** start of Data entries **

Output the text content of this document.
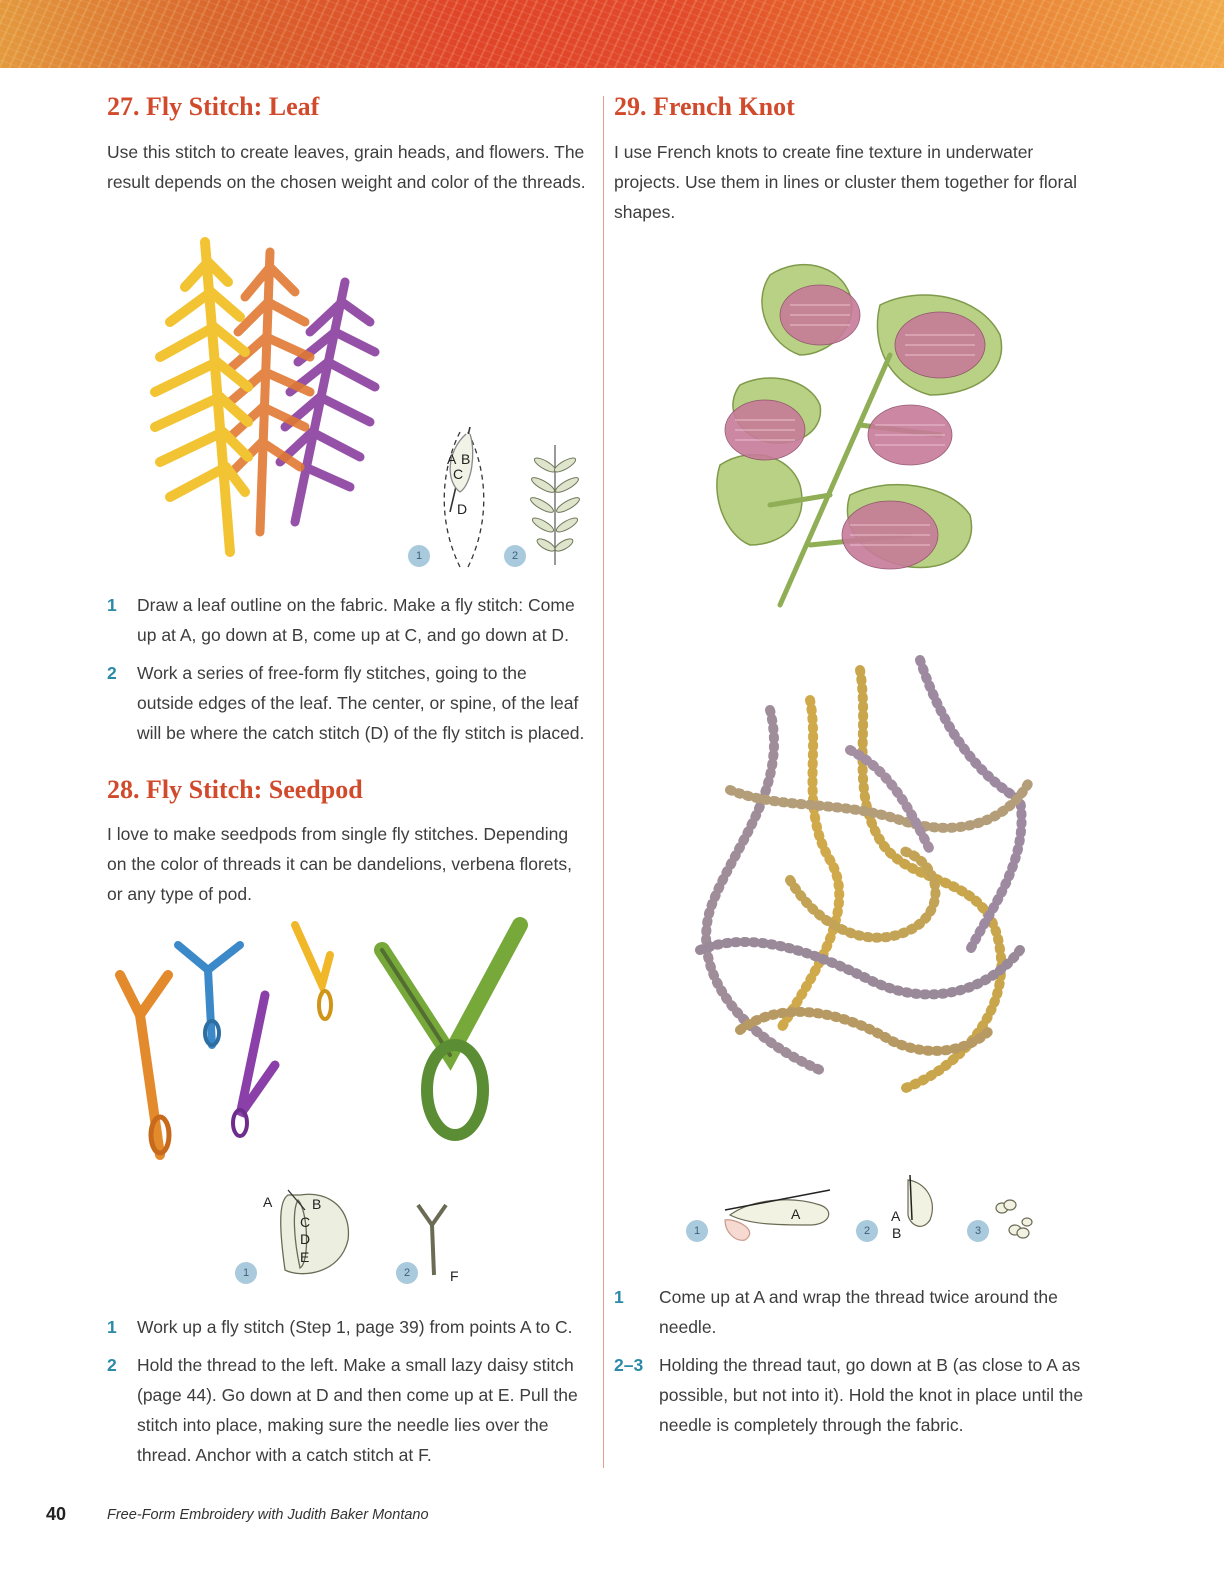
27. Fly Stitch: Leaf
Use this stitch to create leaves, grain heads, and flowers. The result depends on the chosen weight and color of the threads.
A B
C
D
1	2
1 Draw a leaf outline on the fabric. Make a fly stitch: Come up at A, go down at B, come up at C, and go down at D.
2 Work a series of free-form fly stitches, going to the outside edges of the leaf. The center, or spine, of the leaf will be where the catch stitch (D) of the fly stitch is placed.
28. Fly Stitch: Seedpod
I love to make seedpods from single fly stitches. Depending on the color of threads it can be dandelions, verbena florets, or any type of pod.
A	B
C
D
E
F
1	2
1 Work up a fly stitch (Step 1, page 39) from points A to C.
2 Hold the thread to the left. Make a small lazy daisy stitch (page 44). Go down at D and then come up at E. Pull the stitch into place, making sure the needle lies over the thread. Anchor with a catch stitch at F.
29. French Knot
I use French knots to create fine texture in underwater projects. Use them in lines or cluster them together for floral shapes.
A	A
B
1	2	3
1 Come up at A and wrap the thread twice around the needle.
2–3 Holding the thread taut, go down at B (as close to A as possible, but not into it). Hold the knot in place until the needle is completely through the fabric.
40	Free-Form Embroidery with Judith Baker Montano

** end of Data entries **

● To do
Every record above must be given again exactly; drop the pictures.

● Exercise output
Output the text content of this document.
27. Fly Stitch: Leaf
Use this stitch to create leaves, grain heads, and flowers. The result depends on the chosen weight and color of the threads.
A B
C
D
1	2
1 Draw a leaf outline on the fabric. Make a fly stitch: Come up at A, go down at B, come up at C, and go down at D.
2 Work a series of free-form fly stitches, going to the outside edges of the leaf. The center, or spine, of the leaf will be where the catch stitch (D) of the fly stitch is placed.
28. Fly Stitch: Seedpod
I love to make seedpods from single fly stitches. Depending on the color of threads it can be dandelions, verbena florets, or any type of pod.
A	B
C
D
E
F
1	2
1 Work up a fly stitch (Step 1, page 39) from points A to C.
2 Hold the thread to the left. Make a small lazy daisy stitch (page 44). Go down at D and then come up at E. Pull the stitch into place, making sure the needle lies over the thread. Anchor with a catch stitch at F.
29. French Knot
I use French knots to create fine texture in underwater projects. Use them in lines or cluster them together for floral shapes.
A	A
B
1	2	3
1 Come up at A and wrap the thread twice around the needle.
2–3 Holding the thread taut, go down at B (as close to A as possible, but not into it). Hold the knot in place until the needle is completely through the fabric.
40	Free-Form Embroidery with Judith Baker Montano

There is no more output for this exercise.